Which lines below hold the word "Final"? Report each one.

*Records from a data collection*.

┄┄┄┄┄┄┄┄┄┄┄┄┄┄┄┄┄┄┄┄

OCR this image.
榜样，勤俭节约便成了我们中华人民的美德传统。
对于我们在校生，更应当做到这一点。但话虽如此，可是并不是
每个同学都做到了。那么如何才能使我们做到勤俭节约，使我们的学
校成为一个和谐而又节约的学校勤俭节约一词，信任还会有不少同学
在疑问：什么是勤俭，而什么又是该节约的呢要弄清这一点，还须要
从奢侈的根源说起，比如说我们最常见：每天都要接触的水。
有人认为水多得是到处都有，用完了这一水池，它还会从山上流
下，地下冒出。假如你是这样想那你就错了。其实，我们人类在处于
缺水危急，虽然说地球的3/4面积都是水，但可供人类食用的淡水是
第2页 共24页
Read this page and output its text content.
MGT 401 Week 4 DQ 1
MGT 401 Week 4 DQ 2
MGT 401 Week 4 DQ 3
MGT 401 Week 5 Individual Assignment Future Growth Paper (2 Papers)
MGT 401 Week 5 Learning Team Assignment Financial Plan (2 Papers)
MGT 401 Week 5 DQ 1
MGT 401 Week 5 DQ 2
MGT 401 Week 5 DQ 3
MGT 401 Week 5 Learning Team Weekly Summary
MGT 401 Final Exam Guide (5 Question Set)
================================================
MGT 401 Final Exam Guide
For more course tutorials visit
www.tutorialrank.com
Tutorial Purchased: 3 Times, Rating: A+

┄┄┄┄┄┄┄┄┄┄┄┄┄┄┄┄┄┄┄┄

*Complete answer*.
MGT 401 Final Exam Guide (5 Question Set)
MGT 401 Final Exam Guide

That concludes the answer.